§ **WHAT THIS TASK INVOLVES**
Repeat the following lines exactly and nothing else: the line containing "Read all visible content and emit it as JSON." and each line after it through the end of the listing.

====================

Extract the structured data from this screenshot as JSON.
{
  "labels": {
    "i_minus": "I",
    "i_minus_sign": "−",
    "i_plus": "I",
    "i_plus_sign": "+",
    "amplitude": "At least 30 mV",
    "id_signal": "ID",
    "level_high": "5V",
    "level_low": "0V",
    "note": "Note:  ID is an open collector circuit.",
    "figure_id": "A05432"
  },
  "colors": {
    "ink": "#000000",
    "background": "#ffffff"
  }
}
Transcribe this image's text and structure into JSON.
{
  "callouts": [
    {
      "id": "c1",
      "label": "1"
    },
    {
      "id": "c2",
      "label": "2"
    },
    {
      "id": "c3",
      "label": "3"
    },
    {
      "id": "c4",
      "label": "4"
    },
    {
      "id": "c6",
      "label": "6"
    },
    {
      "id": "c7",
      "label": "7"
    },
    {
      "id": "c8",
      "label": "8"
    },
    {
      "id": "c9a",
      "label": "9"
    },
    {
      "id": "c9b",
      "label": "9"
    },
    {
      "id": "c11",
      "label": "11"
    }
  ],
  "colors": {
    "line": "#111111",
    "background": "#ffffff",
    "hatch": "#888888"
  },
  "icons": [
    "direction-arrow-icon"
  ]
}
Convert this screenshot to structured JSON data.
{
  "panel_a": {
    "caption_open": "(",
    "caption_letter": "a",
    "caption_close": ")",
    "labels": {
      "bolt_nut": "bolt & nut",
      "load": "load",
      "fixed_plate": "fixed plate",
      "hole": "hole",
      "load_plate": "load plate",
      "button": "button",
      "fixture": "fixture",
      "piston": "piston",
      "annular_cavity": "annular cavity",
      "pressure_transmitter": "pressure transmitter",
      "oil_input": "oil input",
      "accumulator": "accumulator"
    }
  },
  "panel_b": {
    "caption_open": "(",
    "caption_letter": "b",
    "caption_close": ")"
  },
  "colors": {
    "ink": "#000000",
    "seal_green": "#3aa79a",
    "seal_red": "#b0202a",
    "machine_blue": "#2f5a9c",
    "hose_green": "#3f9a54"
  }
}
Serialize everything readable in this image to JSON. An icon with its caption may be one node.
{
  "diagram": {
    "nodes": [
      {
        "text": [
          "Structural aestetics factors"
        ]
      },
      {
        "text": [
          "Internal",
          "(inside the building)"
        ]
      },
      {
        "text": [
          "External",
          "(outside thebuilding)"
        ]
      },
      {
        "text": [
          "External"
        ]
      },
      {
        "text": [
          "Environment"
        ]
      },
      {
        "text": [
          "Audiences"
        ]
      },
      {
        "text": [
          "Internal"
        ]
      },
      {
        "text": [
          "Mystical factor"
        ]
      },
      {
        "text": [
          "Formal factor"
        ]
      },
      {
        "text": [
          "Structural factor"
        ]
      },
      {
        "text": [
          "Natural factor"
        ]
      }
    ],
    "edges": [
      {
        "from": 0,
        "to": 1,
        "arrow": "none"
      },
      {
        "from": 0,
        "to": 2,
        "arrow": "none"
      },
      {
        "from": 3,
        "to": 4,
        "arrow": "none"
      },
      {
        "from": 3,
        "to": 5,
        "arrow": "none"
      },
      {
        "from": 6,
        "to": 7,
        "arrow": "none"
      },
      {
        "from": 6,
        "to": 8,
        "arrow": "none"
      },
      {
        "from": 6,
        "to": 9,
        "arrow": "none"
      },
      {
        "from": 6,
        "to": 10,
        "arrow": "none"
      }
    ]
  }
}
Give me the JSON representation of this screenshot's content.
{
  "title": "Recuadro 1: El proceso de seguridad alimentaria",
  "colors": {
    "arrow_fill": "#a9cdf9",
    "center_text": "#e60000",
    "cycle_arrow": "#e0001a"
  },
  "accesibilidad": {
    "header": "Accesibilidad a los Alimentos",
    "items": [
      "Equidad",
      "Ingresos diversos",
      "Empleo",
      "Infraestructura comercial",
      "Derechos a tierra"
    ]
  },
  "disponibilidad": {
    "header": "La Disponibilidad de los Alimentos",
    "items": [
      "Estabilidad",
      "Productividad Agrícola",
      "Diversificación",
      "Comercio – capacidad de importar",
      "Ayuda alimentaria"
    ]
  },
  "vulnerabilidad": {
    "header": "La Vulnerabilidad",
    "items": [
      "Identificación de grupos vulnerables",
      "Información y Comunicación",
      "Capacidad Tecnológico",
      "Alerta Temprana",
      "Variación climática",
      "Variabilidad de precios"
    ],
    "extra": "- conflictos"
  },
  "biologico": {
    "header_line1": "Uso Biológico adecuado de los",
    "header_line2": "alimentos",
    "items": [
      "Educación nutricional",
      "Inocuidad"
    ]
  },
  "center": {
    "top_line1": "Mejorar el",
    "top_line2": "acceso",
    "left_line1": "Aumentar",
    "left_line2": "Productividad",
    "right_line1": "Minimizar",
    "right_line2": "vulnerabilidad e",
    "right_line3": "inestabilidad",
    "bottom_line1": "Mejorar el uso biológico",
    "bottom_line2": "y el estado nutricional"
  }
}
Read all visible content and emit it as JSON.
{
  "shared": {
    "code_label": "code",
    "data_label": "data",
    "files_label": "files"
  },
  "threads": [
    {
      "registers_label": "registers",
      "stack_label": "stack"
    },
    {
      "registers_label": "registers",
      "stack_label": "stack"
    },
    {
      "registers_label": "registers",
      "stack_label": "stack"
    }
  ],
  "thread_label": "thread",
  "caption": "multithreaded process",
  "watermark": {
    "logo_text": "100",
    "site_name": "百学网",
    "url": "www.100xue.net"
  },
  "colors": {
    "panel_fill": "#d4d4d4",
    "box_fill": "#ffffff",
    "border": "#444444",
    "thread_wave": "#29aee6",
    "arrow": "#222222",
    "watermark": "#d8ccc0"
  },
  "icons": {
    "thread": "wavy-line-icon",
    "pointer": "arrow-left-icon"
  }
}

====================

§ **TASK OUTPUT**
Read all visible content and emit it as JSON.
{
  "shared": {
    "code_label": "code",
    "data_label": "data",
    "files_label": "files"
  },
  "threads": [
    {
      "registers_label": "registers",
      "stack_label": "stack"
    },
    {
      "registers_label": "registers",
      "stack_label": "stack"
    },
    {
      "registers_label": "registers",
      "stack_label": "stack"
    }
  ],
  "thread_label": "thread",
  "caption": "multithreaded process",
  "watermark": {
    "logo_text": "100",
    "site_name": "百学网",
    "url": "www.100xue.net"
  },
  "colors": {
    "panel_fill": "#d4d4d4",
    "box_fill": "#ffffff",
    "border": "#444444",
    "thread_wave": "#29aee6",
    "arrow": "#222222",
    "watermark": "#d8ccc0"
  },
  "icons": {
    "thread": "wavy-line-icon",
    "pointer": "arrow-left-icon"
  }
}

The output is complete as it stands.